- GOAL OF THE EXERCISE -
Copy each line with the word "value" in it.
______
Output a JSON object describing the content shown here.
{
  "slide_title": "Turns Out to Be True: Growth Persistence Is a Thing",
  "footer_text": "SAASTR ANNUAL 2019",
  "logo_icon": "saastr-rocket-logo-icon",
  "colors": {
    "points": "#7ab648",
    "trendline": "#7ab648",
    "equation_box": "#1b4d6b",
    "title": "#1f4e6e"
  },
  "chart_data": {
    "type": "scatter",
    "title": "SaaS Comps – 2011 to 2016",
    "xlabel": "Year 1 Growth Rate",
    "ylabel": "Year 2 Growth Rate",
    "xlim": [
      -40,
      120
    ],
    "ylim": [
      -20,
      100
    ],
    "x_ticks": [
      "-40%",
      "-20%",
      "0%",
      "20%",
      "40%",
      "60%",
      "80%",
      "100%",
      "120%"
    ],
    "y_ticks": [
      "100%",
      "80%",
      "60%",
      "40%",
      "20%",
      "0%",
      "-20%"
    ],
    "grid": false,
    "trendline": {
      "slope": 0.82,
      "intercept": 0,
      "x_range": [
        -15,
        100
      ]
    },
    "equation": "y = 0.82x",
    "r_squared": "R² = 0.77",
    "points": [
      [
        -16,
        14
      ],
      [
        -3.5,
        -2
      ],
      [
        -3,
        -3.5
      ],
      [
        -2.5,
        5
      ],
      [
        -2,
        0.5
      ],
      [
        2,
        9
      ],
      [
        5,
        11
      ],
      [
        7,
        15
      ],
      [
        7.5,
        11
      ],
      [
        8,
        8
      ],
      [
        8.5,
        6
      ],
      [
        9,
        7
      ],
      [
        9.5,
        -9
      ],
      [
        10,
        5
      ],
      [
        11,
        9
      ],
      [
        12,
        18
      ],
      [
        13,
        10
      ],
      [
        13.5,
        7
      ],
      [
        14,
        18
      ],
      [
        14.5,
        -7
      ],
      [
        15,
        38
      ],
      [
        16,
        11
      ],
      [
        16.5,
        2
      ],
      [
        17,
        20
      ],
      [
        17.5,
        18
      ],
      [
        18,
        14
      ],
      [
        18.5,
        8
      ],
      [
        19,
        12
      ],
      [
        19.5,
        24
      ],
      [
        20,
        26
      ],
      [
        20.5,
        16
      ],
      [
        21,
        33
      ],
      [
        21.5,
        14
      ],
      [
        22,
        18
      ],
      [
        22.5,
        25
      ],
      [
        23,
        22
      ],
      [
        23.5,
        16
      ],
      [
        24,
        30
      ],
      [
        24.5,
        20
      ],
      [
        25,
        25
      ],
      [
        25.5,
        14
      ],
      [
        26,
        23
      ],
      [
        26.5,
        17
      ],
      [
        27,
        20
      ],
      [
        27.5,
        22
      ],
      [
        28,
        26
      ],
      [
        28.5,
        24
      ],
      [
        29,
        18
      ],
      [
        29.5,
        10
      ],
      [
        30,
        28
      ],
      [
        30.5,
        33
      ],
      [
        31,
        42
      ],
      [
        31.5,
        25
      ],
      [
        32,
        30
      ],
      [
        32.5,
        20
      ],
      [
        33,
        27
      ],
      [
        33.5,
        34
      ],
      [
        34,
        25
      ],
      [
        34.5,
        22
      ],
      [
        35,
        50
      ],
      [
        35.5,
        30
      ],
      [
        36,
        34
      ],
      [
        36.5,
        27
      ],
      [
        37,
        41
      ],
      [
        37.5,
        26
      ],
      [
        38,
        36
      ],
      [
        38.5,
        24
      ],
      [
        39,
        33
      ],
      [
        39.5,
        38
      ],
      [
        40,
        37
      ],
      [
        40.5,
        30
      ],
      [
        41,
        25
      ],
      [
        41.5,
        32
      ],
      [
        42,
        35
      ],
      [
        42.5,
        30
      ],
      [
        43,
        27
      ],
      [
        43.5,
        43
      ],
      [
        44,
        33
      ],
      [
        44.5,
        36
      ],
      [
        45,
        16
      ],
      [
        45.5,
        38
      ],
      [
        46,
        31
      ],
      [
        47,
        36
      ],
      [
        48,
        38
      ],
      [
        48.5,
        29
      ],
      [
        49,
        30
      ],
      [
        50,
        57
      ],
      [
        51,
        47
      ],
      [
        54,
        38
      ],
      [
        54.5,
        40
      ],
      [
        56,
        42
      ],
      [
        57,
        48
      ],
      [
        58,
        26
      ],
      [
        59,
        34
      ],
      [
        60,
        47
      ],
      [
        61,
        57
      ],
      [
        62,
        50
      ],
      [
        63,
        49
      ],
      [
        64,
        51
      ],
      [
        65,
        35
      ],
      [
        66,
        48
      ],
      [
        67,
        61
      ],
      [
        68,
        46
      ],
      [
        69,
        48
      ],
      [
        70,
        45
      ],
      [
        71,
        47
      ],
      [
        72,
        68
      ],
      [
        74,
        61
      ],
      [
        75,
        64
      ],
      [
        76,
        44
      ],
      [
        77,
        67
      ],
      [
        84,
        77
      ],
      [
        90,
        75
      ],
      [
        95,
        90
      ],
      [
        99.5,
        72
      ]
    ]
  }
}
______
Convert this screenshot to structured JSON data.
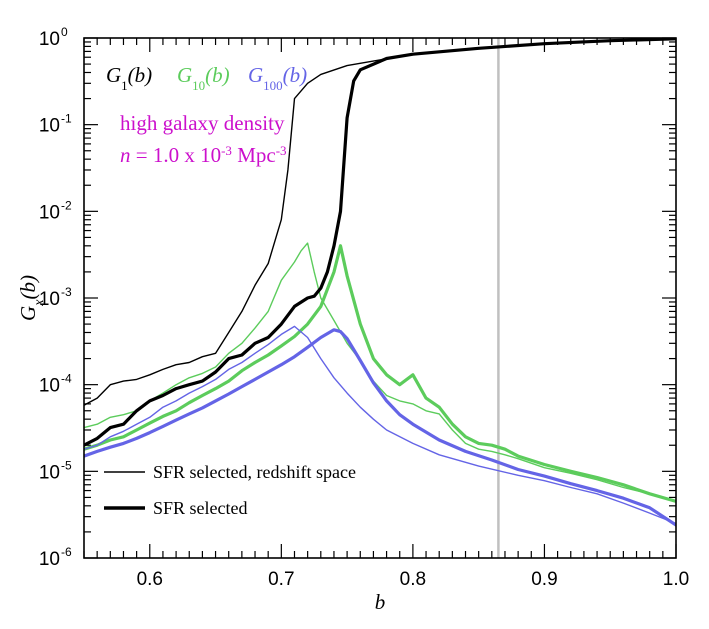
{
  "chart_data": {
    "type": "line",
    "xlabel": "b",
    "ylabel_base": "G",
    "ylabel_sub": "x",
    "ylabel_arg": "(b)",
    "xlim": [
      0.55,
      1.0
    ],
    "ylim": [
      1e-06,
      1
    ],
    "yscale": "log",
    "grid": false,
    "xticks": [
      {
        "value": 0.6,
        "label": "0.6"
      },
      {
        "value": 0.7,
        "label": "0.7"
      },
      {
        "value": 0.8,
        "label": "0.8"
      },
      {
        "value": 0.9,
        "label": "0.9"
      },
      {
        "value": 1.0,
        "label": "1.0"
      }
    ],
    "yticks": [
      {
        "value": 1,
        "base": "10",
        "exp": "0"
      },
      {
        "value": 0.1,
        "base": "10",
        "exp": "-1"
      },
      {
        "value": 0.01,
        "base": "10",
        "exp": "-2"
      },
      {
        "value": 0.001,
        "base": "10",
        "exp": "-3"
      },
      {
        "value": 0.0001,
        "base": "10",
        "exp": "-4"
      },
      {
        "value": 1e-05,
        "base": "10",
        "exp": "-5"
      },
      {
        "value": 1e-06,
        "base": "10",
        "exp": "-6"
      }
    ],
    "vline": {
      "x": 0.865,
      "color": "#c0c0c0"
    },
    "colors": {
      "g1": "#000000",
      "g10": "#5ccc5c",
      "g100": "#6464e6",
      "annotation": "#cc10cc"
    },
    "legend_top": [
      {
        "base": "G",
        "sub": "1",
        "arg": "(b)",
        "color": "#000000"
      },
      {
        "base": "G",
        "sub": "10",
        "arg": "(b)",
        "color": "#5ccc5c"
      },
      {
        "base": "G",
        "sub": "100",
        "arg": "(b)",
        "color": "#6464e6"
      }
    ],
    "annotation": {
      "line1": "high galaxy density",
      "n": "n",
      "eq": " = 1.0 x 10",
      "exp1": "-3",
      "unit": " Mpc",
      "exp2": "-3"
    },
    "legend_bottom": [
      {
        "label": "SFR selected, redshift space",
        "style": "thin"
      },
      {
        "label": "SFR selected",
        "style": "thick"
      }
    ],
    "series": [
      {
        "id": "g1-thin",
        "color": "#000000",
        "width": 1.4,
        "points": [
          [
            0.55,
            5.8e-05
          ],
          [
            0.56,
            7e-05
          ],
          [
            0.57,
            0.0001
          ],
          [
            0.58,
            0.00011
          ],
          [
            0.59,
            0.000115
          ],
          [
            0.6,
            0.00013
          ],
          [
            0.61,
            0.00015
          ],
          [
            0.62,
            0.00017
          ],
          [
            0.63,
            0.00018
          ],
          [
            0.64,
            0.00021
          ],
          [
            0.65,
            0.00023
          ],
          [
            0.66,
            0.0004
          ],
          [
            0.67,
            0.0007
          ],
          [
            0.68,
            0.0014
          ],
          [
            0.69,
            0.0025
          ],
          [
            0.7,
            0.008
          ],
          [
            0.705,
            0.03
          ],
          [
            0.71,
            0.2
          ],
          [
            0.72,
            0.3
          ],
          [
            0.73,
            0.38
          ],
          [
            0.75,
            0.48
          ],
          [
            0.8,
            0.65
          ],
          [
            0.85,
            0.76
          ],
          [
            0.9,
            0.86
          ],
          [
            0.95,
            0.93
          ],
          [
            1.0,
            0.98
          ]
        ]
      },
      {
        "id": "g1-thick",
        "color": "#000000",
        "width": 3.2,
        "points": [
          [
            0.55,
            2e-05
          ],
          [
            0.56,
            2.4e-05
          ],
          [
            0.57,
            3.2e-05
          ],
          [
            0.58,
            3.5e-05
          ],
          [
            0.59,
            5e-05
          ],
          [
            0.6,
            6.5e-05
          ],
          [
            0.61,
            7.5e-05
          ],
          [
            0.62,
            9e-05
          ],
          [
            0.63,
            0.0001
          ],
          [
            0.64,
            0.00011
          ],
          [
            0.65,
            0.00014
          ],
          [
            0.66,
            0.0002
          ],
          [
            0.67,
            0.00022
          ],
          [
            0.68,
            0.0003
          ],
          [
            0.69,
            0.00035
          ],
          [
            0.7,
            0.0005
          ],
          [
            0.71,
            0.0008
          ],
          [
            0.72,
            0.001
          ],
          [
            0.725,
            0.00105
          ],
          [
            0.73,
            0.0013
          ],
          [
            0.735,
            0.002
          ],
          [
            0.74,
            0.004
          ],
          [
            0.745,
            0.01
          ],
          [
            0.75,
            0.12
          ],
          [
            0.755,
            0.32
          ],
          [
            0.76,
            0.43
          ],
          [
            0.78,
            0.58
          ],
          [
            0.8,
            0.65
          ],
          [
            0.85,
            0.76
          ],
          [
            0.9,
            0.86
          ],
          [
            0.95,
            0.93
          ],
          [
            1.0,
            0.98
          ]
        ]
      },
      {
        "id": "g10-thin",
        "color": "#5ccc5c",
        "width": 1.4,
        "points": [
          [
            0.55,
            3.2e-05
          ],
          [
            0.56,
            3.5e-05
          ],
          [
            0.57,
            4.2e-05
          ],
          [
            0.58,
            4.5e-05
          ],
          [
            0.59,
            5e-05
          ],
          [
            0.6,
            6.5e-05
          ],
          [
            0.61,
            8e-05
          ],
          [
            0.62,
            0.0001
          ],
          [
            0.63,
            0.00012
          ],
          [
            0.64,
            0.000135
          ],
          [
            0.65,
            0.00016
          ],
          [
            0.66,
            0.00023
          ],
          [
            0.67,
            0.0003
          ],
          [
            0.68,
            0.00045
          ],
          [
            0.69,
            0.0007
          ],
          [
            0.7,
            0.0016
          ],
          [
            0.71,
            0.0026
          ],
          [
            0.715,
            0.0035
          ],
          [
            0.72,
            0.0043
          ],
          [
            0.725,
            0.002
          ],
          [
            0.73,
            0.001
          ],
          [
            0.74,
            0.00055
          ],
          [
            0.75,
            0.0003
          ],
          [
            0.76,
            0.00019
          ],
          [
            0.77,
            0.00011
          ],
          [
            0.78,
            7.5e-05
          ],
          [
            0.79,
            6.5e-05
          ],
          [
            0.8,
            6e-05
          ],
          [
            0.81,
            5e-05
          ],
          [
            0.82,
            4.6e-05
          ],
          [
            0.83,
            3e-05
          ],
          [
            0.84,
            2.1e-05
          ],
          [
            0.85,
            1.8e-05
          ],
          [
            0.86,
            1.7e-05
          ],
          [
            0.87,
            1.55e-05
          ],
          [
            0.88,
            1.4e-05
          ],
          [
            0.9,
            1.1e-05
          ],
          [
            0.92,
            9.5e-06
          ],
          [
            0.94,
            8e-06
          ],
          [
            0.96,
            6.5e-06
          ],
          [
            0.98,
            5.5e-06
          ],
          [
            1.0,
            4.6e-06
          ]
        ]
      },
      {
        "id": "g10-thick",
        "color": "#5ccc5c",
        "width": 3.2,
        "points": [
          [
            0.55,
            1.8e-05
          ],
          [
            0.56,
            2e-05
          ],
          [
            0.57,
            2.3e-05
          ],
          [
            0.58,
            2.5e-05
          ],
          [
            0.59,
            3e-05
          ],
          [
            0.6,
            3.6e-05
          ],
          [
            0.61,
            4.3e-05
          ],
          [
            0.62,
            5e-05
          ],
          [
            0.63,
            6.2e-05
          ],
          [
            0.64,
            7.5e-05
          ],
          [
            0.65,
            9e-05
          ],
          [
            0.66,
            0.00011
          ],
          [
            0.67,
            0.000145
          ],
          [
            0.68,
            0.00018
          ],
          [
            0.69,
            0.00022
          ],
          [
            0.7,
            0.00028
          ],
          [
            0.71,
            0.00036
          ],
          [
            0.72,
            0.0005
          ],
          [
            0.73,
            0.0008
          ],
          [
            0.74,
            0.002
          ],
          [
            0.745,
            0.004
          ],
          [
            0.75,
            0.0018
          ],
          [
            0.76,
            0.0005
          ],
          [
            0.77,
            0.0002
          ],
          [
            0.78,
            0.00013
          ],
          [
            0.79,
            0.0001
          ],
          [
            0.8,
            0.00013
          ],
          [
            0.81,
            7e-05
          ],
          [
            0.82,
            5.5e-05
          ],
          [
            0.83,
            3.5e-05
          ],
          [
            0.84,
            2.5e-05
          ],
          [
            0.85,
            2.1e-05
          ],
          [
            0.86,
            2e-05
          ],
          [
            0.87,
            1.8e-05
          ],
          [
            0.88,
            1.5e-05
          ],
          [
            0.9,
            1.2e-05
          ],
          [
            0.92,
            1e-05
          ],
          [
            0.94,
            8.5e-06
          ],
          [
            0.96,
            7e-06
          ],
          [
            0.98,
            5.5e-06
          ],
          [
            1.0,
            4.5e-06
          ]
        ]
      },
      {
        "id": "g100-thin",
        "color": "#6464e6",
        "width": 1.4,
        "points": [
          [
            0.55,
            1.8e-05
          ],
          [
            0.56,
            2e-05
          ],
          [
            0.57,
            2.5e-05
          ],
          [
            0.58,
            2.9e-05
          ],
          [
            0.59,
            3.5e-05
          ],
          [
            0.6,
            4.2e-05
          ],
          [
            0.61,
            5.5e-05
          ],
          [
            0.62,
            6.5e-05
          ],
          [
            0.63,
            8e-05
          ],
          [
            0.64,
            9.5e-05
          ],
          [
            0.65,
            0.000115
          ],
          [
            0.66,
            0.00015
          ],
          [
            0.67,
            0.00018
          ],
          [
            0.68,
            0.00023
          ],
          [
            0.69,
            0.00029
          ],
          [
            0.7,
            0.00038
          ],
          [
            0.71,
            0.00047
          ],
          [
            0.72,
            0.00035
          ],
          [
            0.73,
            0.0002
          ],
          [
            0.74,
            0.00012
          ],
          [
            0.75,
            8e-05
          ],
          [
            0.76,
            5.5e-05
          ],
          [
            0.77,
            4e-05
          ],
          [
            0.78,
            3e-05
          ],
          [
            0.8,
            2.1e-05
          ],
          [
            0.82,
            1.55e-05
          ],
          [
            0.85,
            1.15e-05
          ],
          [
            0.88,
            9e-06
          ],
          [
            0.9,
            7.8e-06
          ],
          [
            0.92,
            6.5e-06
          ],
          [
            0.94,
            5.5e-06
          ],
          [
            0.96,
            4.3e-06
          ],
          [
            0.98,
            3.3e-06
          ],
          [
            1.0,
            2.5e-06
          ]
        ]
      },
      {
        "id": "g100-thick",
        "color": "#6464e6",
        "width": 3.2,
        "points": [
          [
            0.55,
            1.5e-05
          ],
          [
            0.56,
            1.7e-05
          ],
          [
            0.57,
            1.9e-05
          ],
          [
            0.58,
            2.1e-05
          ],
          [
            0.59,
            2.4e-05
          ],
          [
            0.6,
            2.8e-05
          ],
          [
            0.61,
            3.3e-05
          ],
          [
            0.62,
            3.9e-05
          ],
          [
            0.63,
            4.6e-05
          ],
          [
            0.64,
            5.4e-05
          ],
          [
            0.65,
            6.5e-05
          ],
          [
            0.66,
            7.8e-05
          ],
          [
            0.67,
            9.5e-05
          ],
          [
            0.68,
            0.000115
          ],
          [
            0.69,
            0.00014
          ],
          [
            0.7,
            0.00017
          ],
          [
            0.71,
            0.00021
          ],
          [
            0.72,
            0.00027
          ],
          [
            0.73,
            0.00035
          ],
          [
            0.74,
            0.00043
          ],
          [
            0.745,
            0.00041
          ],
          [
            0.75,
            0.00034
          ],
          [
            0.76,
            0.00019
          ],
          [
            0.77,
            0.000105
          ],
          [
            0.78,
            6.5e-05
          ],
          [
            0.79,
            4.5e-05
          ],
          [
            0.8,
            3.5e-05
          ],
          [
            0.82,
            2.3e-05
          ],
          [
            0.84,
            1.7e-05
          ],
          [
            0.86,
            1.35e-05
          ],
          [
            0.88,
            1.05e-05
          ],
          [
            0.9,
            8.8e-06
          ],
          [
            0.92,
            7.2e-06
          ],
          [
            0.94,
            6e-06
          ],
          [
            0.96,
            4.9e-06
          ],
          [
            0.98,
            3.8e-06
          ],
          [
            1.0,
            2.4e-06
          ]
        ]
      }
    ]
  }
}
______
- RESPONSE TO THIS TASK -
        "value": 0.6,
        "value": 0.7,
        "value": 0.8,
        "value": 0.9,
        "value": 1.0,
        "value": 1,
        "value": 0.1,
        "value": 0.01,
        "value": 0.001,
        "value": 0.0001,
        "value": 1e-05,
        "value": 1e-06,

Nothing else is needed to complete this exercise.